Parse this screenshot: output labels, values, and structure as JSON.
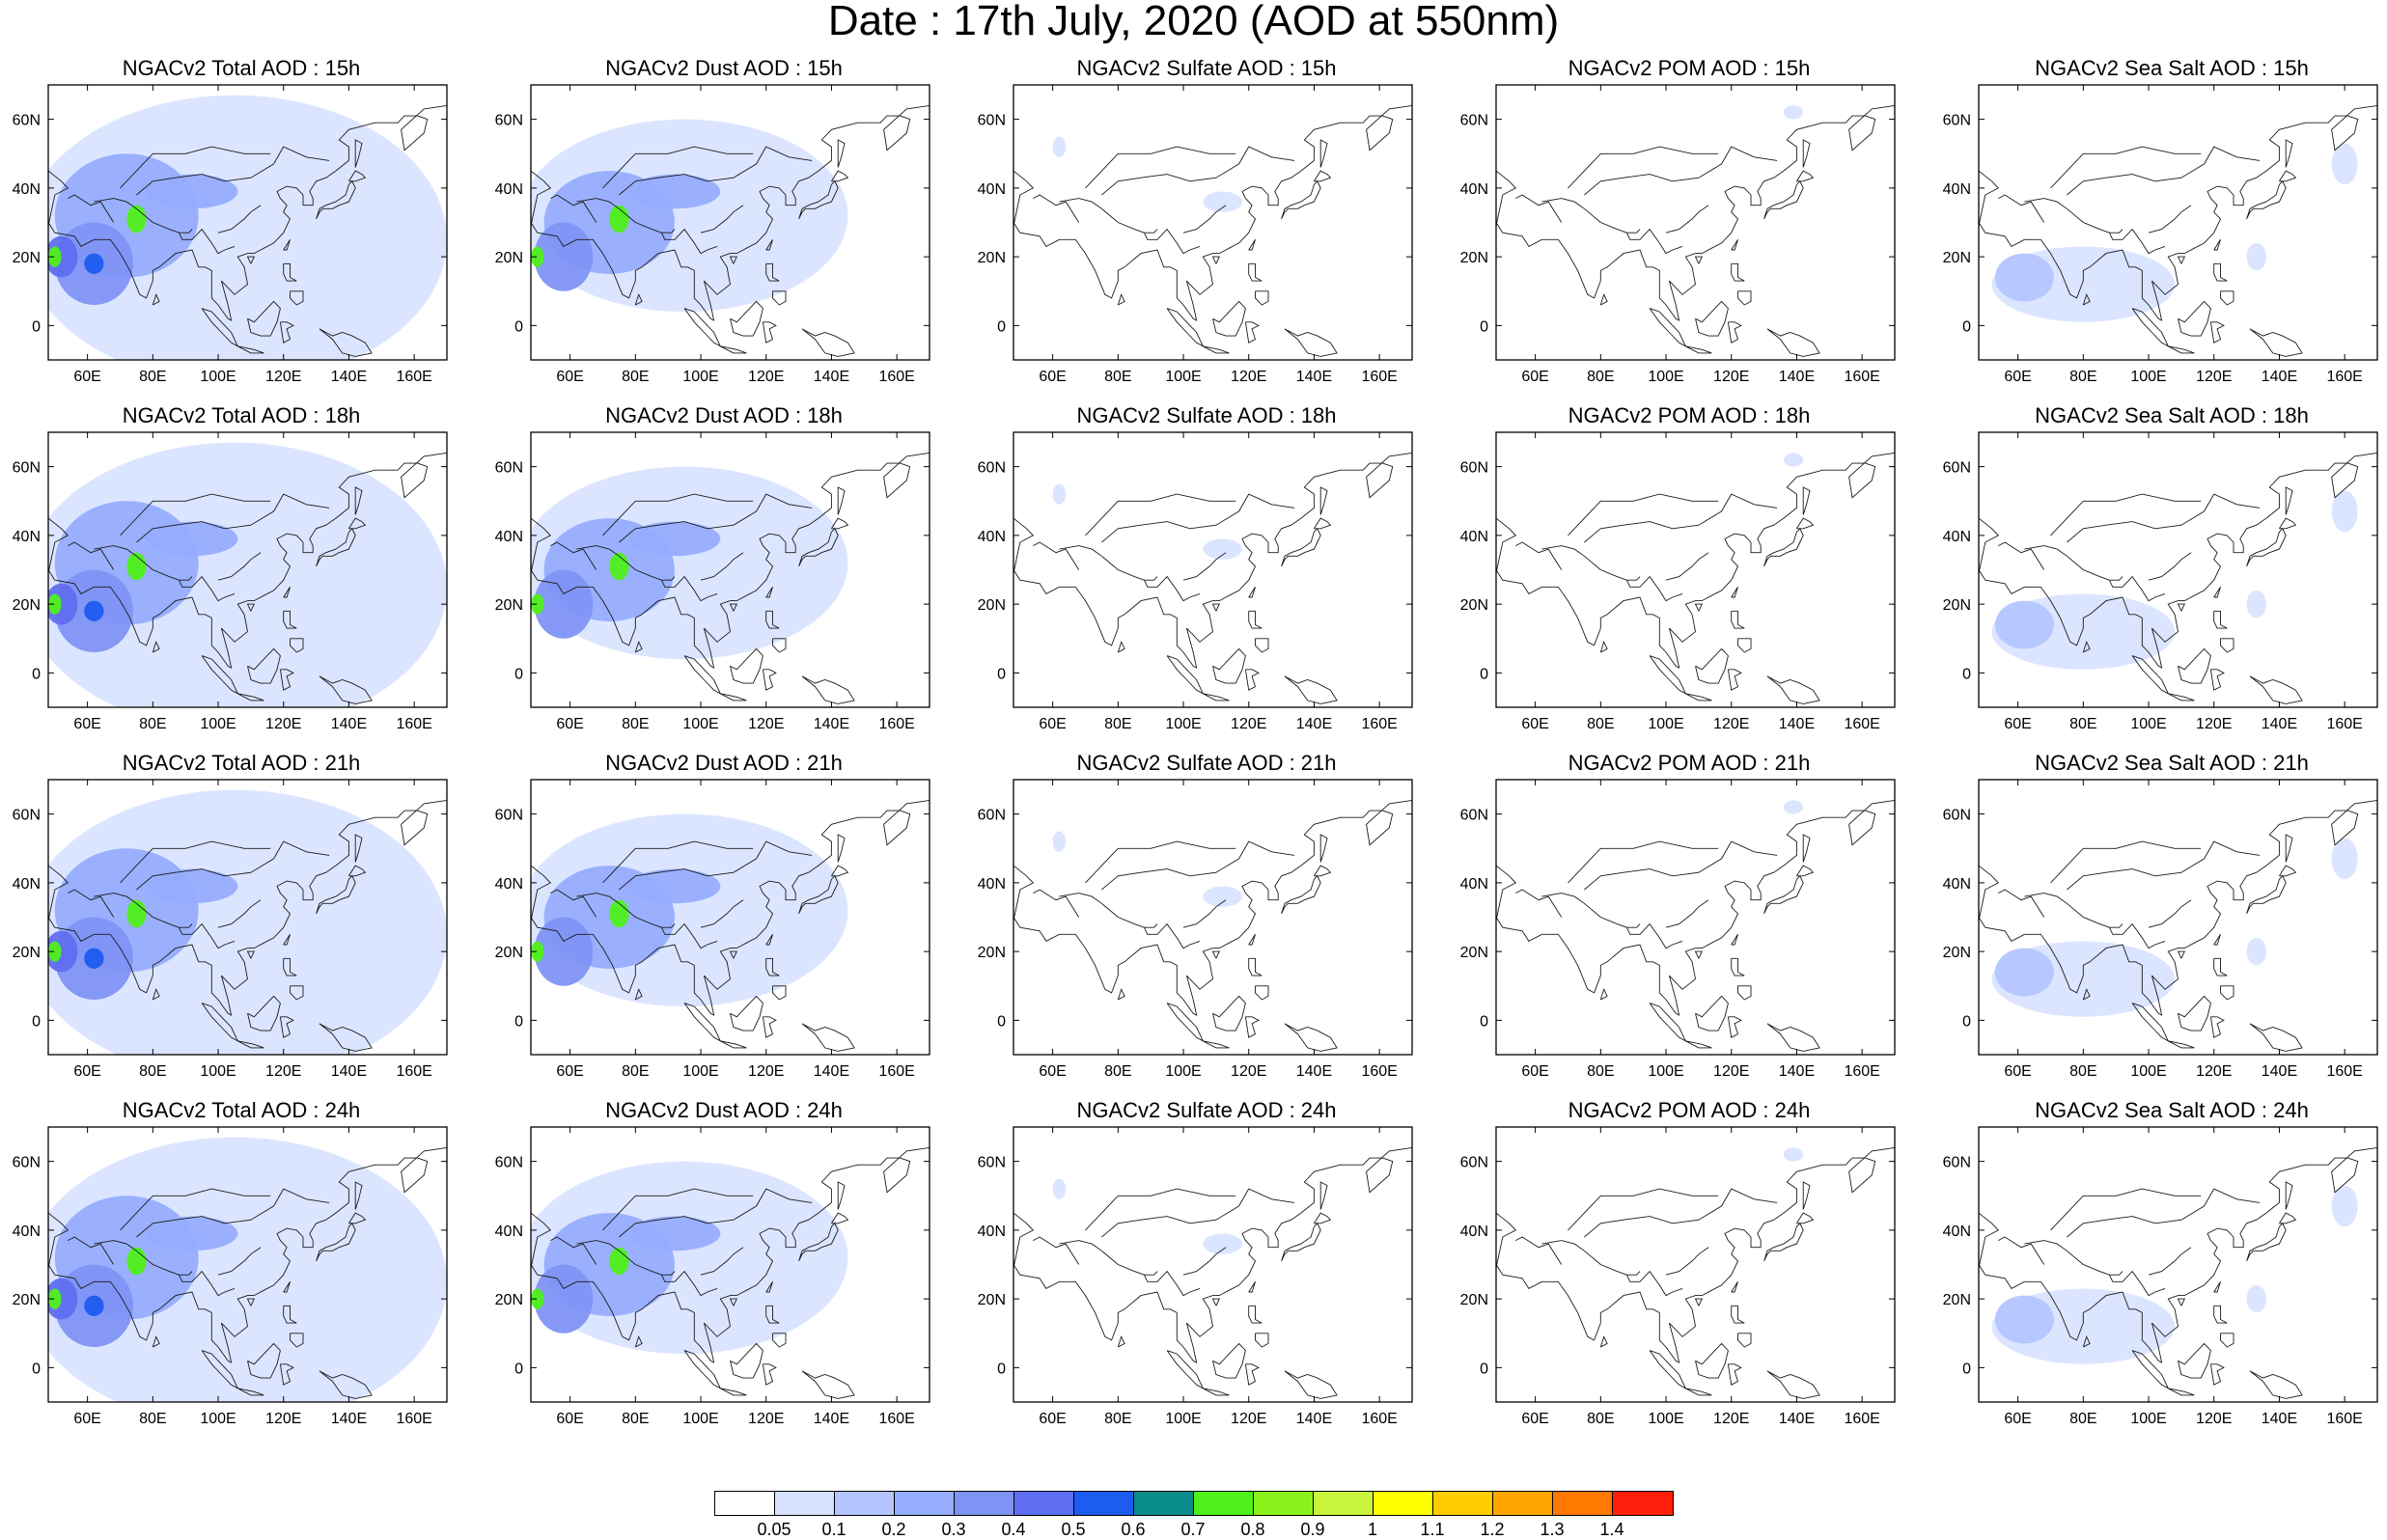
{
  "title": "Date : 17th July, 2020 (AOD at 550nm)",
  "map": {
    "lon_range": [
      48,
      170
    ],
    "lat_range": [
      -10,
      70
    ],
    "lon_ticks": [
      "60E",
      "80E",
      "100E",
      "120E",
      "140E",
      "160E"
    ],
    "lat_ticks": [
      "60N",
      "40N",
      "20N",
      "0"
    ]
  },
  "panels": [
    {
      "title": "NGACv2 Total AOD : 15h",
      "species": "total"
    },
    {
      "title": "NGACv2 Dust AOD : 15h",
      "species": "dust"
    },
    {
      "title": "NGACv2 Sulfate AOD : 15h",
      "species": "sulfate"
    },
    {
      "title": "NGACv2 POM AOD : 15h",
      "species": "pom"
    },
    {
      "title": "NGACv2 Sea Salt AOD : 15h",
      "species": "seasalt"
    },
    {
      "title": "NGACv2 Total AOD : 18h",
      "species": "total"
    },
    {
      "title": "NGACv2 Dust AOD : 18h",
      "species": "dust"
    },
    {
      "title": "NGACv2 Sulfate AOD : 18h",
      "species": "sulfate"
    },
    {
      "title": "NGACv2 POM AOD : 18h",
      "species": "pom"
    },
    {
      "title": "NGACv2 Sea Salt AOD : 18h",
      "species": "seasalt"
    },
    {
      "title": "NGACv2 Total AOD : 21h",
      "species": "total"
    },
    {
      "title": "NGACv2 Dust AOD : 21h",
      "species": "dust"
    },
    {
      "title": "NGACv2 Sulfate AOD : 21h",
      "species": "sulfate"
    },
    {
      "title": "NGACv2 POM AOD : 21h",
      "species": "pom"
    },
    {
      "title": "NGACv2 Sea Salt AOD : 21h",
      "species": "seasalt"
    },
    {
      "title": "NGACv2 Total AOD : 24h",
      "species": "total"
    },
    {
      "title": "NGACv2 Dust AOD : 24h",
      "species": "dust"
    },
    {
      "title": "NGACv2 Sulfate AOD : 24h",
      "species": "sulfate"
    },
    {
      "title": "NGACv2 POM AOD : 24h",
      "species": "pom"
    },
    {
      "title": "NGACv2 Sea Salt  AOD : 24h",
      "species": "seasalt"
    }
  ],
  "colorbar": {
    "labels": [
      "0.05",
      "0.1",
      "0.2",
      "0.3",
      "0.4",
      "0.5",
      "0.6",
      "0.7",
      "0.8",
      "0.9",
      "1",
      "1.1",
      "1.2",
      "1.3",
      "1.4"
    ],
    "colors": [
      "#ffffff",
      "#d6e0ff",
      "#b4c5ff",
      "#96adff",
      "#7f93f5",
      "#5f6ef0",
      "#1c5cf0",
      "#0a8c8c",
      "#4ff01a",
      "#8cf01a",
      "#c8f53c",
      "#ffff00",
      "#ffcc00",
      "#ffa500",
      "#ff7800",
      "#ff1e0a"
    ]
  },
  "plumes": {
    "total": [
      {
        "lon": 105,
        "lat": 25,
        "rx": 65,
        "ry": 42,
        "level": 1
      },
      {
        "lon": 72,
        "lat": 32,
        "rx": 22,
        "ry": 18,
        "level": 3
      },
      {
        "lon": 92,
        "lat": 39,
        "rx": 14,
        "ry": 5,
        "level": 3
      },
      {
        "lon": 62,
        "lat": 18,
        "rx": 12,
        "ry": 12,
        "level": 4
      },
      {
        "lon": 52,
        "lat": 20,
        "rx": 5,
        "ry": 6,
        "level": 5
      },
      {
        "lon": 75,
        "lat": 31,
        "rx": 3,
        "ry": 4,
        "level": 8
      },
      {
        "lon": 62,
        "lat": 18,
        "rx": 3,
        "ry": 3,
        "level": 6
      },
      {
        "lon": 50,
        "lat": 20,
        "rx": 2,
        "ry": 3,
        "level": 8
      }
    ],
    "dust": [
      {
        "lon": 95,
        "lat": 32,
        "rx": 50,
        "ry": 28,
        "level": 1
      },
      {
        "lon": 72,
        "lat": 30,
        "rx": 20,
        "ry": 15,
        "level": 3
      },
      {
        "lon": 92,
        "lat": 39,
        "rx": 14,
        "ry": 5,
        "level": 3
      },
      {
        "lon": 58,
        "lat": 20,
        "rx": 9,
        "ry": 10,
        "level": 4
      },
      {
        "lon": 75,
        "lat": 31,
        "rx": 3,
        "ry": 4,
        "level": 8
      },
      {
        "lon": 50,
        "lat": 20,
        "rx": 2,
        "ry": 3,
        "level": 8
      }
    ],
    "sulfate": [
      {
        "lon": 112,
        "lat": 36,
        "rx": 6,
        "ry": 3,
        "level": 1
      },
      {
        "lon": 62,
        "lat": 52,
        "rx": 2,
        "ry": 3,
        "level": 1
      }
    ],
    "pom": [
      {
        "lon": 139,
        "lat": 62,
        "rx": 3,
        "ry": 2,
        "level": 1
      }
    ],
    "seasalt": [
      {
        "lon": 80,
        "lat": 12,
        "rx": 28,
        "ry": 11,
        "level": 1
      },
      {
        "lon": 62,
        "lat": 14,
        "rx": 9,
        "ry": 7,
        "level": 2
      },
      {
        "lon": 133,
        "lat": 20,
        "rx": 3,
        "ry": 4,
        "level": 1
      },
      {
        "lon": 160,
        "lat": 47,
        "rx": 4,
        "ry": 6,
        "level": 1
      }
    ]
  }
}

----

#### Aim of the exercise
The records above are to be reproduced exactly; the pictures are to be left out.

#### Task response
Parse this screenshot: output labels, values, and structure as JSON.
{
  "title": "Date : 17th July, 2020 (AOD at 550nm)",
  "map": {
    "lon_range": [
      48,
      170
    ],
    "lat_range": [
      -10,
      70
    ],
    "lon_ticks": [
      "60E",
      "80E",
      "100E",
      "120E",
      "140E",
      "160E"
    ],
    "lat_ticks": [
      "60N",
      "40N",
      "20N",
      "0"
    ]
  },
  "panels": [
    {
      "title": "NGACv2 Total AOD : 15h",
      "species": "total"
    },
    {
      "title": "NGACv2 Dust AOD : 15h",
      "species": "dust"
    },
    {
      "title": "NGACv2 Sulfate AOD : 15h",
      "species": "sulfate"
    },
    {
      "title": "NGACv2 POM AOD : 15h",
      "species": "pom"
    },
    {
      "title": "NGACv2 Sea Salt AOD : 15h",
      "species": "seasalt"
    },
    {
      "title": "NGACv2 Total AOD : 18h",
      "species": "total"
    },
    {
      "title": "NGACv2 Dust AOD : 18h",
      "species": "dust"
    },
    {
      "title": "NGACv2 Sulfate AOD : 18h",
      "species": "sulfate"
    },
    {
      "title": "NGACv2 POM AOD : 18h",
      "species": "pom"
    },
    {
      "title": "NGACv2 Sea Salt AOD : 18h",
      "species": "seasalt"
    },
    {
      "title": "NGACv2 Total AOD : 21h",
      "species": "total"
    },
    {
      "title": "NGACv2 Dust AOD : 21h",
      "species": "dust"
    },
    {
      "title": "NGACv2 Sulfate AOD : 21h",
      "species": "sulfate"
    },
    {
      "title": "NGACv2 POM AOD : 21h",
      "species": "pom"
    },
    {
      "title": "NGACv2 Sea Salt AOD : 21h",
      "species": "seasalt"
    },
    {
      "title": "NGACv2 Total AOD : 24h",
      "species": "total"
    },
    {
      "title": "NGACv2 Dust AOD : 24h",
      "species": "dust"
    },
    {
      "title": "NGACv2 Sulfate AOD : 24h",
      "species": "sulfate"
    },
    {
      "title": "NGACv2 POM AOD : 24h",
      "species": "pom"
    },
    {
      "title": "NGACv2 Sea Salt  AOD : 24h",
      "species": "seasalt"
    }
  ],
  "colorbar": {
    "labels": [
      "0.05",
      "0.1",
      "0.2",
      "0.3",
      "0.4",
      "0.5",
      "0.6",
      "0.7",
      "0.8",
      "0.9",
      "1",
      "1.1",
      "1.2",
      "1.3",
      "1.4"
    ],
    "colors": [
      "#ffffff",
      "#d6e0ff",
      "#b4c5ff",
      "#96adff",
      "#7f93f5",
      "#5f6ef0",
      "#1c5cf0",
      "#0a8c8c",
      "#4ff01a",
      "#8cf01a",
      "#c8f53c",
      "#ffff00",
      "#ffcc00",
      "#ffa500",
      "#ff7800",
      "#ff1e0a"
    ]
  },
  "plumes": {
    "total": [
      {
        "lon": 105,
        "lat": 25,
        "rx": 65,
        "ry": 42,
        "level": 1
      },
      {
        "lon": 72,
        "lat": 32,
        "rx": 22,
        "ry": 18,
        "level": 3
      },
      {
        "lon": 92,
        "lat": 39,
        "rx": 14,
        "ry": 5,
        "level": 3
      },
      {
        "lon": 62,
        "lat": 18,
        "rx": 12,
        "ry": 12,
        "level": 4
      },
      {
        "lon": 52,
        "lat": 20,
        "rx": 5,
        "ry": 6,
        "level": 5
      },
      {
        "lon": 75,
        "lat": 31,
        "rx": 3,
        "ry": 4,
        "level": 8
      },
      {
        "lon": 62,
        "lat": 18,
        "rx": 3,
        "ry": 3,
        "level": 6
      },
      {
        "lon": 50,
        "lat": 20,
        "rx": 2,
        "ry": 3,
        "level": 8
      }
    ],
    "dust": [
      {
        "lon": 95,
        "lat": 32,
        "rx": 50,
        "ry": 28,
        "level": 1
      },
      {
        "lon": 72,
        "lat": 30,
        "rx": 20,
        "ry": 15,
        "level": 3
      },
      {
        "lon": 92,
        "lat": 39,
        "rx": 14,
        "ry": 5,
        "level": 3
      },
      {
        "lon": 58,
        "lat": 20,
        "rx": 9,
        "ry": 10,
        "level": 4
      },
      {
        "lon": 75,
        "lat": 31,
        "rx": 3,
        "ry": 4,
        "level": 8
      },
      {
        "lon": 50,
        "lat": 20,
        "rx": 2,
        "ry": 3,
        "level": 8
      }
    ],
    "sulfate": [
      {
        "lon": 112,
        "lat": 36,
        "rx": 6,
        "ry": 3,
        "level": 1
      },
      {
        "lon": 62,
        "lat": 52,
        "rx": 2,
        "ry": 3,
        "level": 1
      }
    ],
    "pom": [
      {
        "lon": 139,
        "lat": 62,
        "rx": 3,
        "ry": 2,
        "level": 1
      }
    ],
    "seasalt": [
      {
        "lon": 80,
        "lat": 12,
        "rx": 28,
        "ry": 11,
        "level": 1
      },
      {
        "lon": 62,
        "lat": 14,
        "rx": 9,
        "ry": 7,
        "level": 2
      },
      {
        "lon": 133,
        "lat": 20,
        "rx": 3,
        "ry": 4,
        "level": 1
      },
      {
        "lon": 160,
        "lat": 47,
        "rx": 4,
        "ry": 6,
        "level": 1
      }
    ]
  }
}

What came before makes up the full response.